begin DATA PROVIDED

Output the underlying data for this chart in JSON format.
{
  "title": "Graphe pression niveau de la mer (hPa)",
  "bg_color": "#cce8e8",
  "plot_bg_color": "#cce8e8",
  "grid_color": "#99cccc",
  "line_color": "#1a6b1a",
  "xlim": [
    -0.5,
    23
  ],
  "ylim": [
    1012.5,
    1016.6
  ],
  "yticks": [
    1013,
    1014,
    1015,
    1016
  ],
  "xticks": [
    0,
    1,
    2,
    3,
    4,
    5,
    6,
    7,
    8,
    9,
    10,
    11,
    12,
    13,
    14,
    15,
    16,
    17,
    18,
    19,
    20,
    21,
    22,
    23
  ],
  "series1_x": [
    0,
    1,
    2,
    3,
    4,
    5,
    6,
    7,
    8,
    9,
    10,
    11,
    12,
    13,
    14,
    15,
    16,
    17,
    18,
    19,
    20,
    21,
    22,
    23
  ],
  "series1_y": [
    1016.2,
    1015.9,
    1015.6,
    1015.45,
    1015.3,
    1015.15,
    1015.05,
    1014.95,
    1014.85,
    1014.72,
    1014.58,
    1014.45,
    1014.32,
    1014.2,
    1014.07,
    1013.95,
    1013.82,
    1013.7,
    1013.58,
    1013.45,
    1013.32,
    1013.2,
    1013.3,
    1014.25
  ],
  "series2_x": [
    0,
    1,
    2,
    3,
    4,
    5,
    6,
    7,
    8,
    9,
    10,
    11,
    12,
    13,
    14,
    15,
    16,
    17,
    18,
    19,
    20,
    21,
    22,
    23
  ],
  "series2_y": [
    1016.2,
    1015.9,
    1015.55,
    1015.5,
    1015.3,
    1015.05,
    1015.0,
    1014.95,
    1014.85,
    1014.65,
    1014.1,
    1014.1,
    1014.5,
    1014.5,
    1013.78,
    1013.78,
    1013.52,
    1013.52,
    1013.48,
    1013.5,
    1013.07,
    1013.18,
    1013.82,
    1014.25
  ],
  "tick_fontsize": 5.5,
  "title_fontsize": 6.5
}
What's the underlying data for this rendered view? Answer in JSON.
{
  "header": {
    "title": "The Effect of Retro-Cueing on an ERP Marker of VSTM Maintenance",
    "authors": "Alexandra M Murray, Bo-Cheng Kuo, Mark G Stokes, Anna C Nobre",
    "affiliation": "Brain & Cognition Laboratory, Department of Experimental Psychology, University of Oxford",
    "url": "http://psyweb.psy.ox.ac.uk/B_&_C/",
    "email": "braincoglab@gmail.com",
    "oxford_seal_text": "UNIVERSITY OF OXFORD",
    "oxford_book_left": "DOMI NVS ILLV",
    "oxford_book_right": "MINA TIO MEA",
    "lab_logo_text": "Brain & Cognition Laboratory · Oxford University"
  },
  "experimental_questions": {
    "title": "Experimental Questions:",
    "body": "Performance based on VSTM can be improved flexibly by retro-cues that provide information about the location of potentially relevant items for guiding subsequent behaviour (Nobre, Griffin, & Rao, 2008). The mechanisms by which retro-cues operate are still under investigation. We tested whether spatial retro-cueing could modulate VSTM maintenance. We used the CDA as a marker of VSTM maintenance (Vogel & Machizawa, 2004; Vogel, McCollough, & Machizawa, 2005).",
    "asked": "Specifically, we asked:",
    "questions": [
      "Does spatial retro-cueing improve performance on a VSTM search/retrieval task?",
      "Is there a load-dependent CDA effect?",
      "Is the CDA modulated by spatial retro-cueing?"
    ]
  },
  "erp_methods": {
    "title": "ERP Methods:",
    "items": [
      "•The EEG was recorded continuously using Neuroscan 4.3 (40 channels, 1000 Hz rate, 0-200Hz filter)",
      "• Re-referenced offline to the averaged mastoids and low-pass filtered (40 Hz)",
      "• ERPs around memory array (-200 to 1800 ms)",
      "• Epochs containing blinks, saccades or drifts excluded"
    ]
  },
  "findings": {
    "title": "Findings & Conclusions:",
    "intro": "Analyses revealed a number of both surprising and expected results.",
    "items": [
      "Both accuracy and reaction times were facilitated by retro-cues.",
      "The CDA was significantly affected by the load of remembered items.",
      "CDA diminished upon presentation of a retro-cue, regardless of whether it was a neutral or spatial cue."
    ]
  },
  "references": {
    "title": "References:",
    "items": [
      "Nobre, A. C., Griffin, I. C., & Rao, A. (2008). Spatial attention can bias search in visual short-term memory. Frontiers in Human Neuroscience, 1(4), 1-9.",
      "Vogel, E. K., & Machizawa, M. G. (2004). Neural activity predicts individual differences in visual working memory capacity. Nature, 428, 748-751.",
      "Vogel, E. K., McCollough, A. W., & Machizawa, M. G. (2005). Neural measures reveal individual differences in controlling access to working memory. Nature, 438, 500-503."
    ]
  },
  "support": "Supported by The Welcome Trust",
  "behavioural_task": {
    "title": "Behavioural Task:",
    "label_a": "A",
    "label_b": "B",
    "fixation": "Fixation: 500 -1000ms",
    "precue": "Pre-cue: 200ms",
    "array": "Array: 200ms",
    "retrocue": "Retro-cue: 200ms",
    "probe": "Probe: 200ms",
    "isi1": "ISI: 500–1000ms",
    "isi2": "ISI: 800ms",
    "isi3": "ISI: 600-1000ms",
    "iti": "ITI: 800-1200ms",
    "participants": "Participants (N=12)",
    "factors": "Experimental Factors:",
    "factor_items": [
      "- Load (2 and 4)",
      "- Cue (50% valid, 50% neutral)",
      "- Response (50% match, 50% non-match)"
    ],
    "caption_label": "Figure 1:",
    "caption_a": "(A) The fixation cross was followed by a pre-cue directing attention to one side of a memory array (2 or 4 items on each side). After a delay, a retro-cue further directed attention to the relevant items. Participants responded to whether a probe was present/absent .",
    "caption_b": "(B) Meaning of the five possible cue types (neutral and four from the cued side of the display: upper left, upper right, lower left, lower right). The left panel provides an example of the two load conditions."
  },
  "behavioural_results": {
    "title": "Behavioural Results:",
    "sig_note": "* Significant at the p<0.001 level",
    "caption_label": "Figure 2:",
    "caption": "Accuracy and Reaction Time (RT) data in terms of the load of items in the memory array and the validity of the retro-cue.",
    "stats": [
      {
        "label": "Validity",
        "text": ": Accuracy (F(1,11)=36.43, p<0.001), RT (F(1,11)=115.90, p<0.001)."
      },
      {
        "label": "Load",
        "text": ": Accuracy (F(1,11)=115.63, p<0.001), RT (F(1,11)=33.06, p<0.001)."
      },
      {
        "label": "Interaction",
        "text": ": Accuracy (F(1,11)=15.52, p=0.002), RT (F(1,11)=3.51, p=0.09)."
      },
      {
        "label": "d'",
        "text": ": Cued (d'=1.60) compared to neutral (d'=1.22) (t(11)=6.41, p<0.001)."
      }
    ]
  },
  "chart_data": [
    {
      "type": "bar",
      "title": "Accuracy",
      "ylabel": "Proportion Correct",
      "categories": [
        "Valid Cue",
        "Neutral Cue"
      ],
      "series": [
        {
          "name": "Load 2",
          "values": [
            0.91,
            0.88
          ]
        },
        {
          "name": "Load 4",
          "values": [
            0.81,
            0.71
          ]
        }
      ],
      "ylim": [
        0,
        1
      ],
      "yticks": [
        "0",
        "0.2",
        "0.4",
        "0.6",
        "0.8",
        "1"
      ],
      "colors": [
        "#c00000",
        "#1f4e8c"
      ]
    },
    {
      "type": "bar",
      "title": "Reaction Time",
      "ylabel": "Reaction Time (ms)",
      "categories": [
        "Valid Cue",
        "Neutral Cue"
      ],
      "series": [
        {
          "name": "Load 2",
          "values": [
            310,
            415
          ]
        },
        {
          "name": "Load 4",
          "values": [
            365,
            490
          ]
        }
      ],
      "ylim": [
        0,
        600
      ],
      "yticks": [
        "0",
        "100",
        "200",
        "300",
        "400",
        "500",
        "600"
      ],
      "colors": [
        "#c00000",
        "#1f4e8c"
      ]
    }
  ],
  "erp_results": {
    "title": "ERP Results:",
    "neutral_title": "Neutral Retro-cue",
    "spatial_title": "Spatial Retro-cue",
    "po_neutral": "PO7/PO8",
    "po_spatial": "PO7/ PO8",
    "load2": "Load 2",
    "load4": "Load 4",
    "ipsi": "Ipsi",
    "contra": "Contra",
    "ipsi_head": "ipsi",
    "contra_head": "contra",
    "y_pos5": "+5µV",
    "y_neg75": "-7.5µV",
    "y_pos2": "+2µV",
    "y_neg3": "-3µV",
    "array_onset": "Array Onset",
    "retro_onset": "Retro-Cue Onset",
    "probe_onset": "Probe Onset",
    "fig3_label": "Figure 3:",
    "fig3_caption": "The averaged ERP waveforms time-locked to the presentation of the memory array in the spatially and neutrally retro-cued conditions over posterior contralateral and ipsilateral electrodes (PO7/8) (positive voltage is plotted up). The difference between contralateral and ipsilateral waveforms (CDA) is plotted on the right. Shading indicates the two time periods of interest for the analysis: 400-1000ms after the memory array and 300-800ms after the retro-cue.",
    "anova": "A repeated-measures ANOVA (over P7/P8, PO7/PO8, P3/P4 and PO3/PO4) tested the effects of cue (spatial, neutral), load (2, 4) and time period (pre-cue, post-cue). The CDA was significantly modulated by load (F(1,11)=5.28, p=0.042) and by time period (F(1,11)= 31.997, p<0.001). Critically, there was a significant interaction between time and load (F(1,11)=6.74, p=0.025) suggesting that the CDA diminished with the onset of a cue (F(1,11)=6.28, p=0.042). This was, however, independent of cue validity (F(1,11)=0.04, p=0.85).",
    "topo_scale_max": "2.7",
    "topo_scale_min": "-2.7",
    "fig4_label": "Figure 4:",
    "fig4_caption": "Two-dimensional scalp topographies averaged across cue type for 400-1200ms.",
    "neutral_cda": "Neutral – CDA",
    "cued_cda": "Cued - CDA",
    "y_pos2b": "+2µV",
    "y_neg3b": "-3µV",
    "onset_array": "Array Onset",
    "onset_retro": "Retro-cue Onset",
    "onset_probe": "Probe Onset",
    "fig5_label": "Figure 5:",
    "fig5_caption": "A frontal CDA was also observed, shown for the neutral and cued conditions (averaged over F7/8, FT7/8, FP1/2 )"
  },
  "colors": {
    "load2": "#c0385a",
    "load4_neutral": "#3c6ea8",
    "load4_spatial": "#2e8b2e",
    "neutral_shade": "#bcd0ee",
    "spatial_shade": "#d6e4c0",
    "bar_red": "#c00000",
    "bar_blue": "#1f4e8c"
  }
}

end DATA PROVIDED

#### THE EXERCISE:
Gather from the records above every line containing the string "significantly".

#### PROBLEM SOLUTION:
      "The CDA was significantly affected by the load of remembered items.",
    "anova": "A repeated-measures ANOVA (over P7/P8, PO7/PO8, P3/P4 and PO3/PO4) tested the effects of cue (spatial, neutral), load (2, 4) and time period (pre-cue, post-cue). The CDA was significantly modulated by load (F(1,11)=5.28, p=0.042) and by time period (F(1,11)= 31.997, p<0.001). Critically, there was a significant interaction between time and load (F(1,11)=6.74, p=0.025) suggesting that the CDA diminished with the onset of a cue (F(1,11)=6.28, p=0.042). This was, however, independent of cue validity (F(1,11)=0.04, p=0.85).",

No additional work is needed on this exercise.